→ **Aim of the task**
Every entry must be echoed exactly.

· · · · ·

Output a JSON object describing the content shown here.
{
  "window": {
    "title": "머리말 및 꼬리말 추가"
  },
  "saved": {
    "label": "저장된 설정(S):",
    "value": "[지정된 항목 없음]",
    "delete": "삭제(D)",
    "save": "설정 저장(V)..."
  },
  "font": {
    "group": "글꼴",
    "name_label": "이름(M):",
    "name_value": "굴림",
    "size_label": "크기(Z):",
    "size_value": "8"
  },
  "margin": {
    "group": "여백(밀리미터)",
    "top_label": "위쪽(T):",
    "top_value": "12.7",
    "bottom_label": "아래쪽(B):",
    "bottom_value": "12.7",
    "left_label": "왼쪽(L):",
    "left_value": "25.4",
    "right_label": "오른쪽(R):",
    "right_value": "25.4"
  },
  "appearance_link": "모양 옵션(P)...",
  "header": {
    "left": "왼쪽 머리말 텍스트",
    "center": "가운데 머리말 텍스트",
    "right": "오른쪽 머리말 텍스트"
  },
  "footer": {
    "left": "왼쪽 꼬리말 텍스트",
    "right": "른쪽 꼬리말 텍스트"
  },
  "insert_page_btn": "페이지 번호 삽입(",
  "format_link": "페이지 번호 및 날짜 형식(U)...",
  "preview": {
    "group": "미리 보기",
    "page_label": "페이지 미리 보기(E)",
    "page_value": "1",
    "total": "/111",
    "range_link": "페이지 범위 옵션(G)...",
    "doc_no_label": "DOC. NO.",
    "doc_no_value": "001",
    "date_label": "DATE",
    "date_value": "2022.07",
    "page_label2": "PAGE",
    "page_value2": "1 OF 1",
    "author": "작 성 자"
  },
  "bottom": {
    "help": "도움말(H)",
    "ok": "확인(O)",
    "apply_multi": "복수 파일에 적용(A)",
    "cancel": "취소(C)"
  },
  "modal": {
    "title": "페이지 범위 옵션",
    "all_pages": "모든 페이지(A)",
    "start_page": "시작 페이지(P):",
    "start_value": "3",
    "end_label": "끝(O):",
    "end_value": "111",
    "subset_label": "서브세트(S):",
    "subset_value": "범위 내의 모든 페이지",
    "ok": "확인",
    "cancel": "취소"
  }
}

· · · · ·

→ **Task response**
Output a JSON object describing the content shown here.
{
  "window": {
    "title": "머리말 및 꼬리말 추가"
  },
  "saved": {
    "label": "저장된 설정(S):",
    "value": "[지정된 항목 없음]",
    "delete": "삭제(D)",
    "save": "설정 저장(V)..."
  },
  "font": {
    "group": "글꼴",
    "name_label": "이름(M):",
    "name_value": "굴림",
    "size_label": "크기(Z):",
    "size_value": "8"
  },
  "margin": {
    "group": "여백(밀리미터)",
    "top_label": "위쪽(T):",
    "top_value": "12.7",
    "bottom_label": "아래쪽(B):",
    "bottom_value": "12.7",
    "left_label": "왼쪽(L):",
    "left_value": "25.4",
    "right_label": "오른쪽(R):",
    "right_value": "25.4"
  },
  "appearance_link": "모양 옵션(P)...",
  "header": {
    "left": "왼쪽 머리말 텍스트",
    "center": "가운데 머리말 텍스트",
    "right": "오른쪽 머리말 텍스트"
  },
  "footer": {
    "left": "왼쪽 꼬리말 텍스트",
    "right": "른쪽 꼬리말 텍스트"
  },
  "insert_page_btn": "페이지 번호 삽입(",
  "format_link": "페이지 번호 및 날짜 형식(U)...",
  "preview": {
    "group": "미리 보기",
    "page_label": "페이지 미리 보기(E)",
    "page_value": "1",
    "total": "/111",
    "range_link": "페이지 범위 옵션(G)...",
    "doc_no_label": "DOC. NO.",
    "doc_no_value": "001",
    "date_label": "DATE",
    "date_value": "2022.07",
    "page_label2": "PAGE",
    "page_value2": "1 OF 1",
    "author": "작 성 자"
  },
  "bottom": {
    "help": "도움말(H)",
    "ok": "확인(O)",
    "apply_multi": "복수 파일에 적용(A)",
    "cancel": "취소(C)"
  },
  "modal": {
    "title": "페이지 범위 옵션",
    "all_pages": "모든 페이지(A)",
    "start_page": "시작 페이지(P):",
    "start_value": "3",
    "end_label": "끝(O):",
    "end_value": "111",
    "subset_label": "서브세트(S):",
    "subset_value": "범위 내의 모든 페이지",
    "ok": "확인",
    "cancel": "취소"
  }
}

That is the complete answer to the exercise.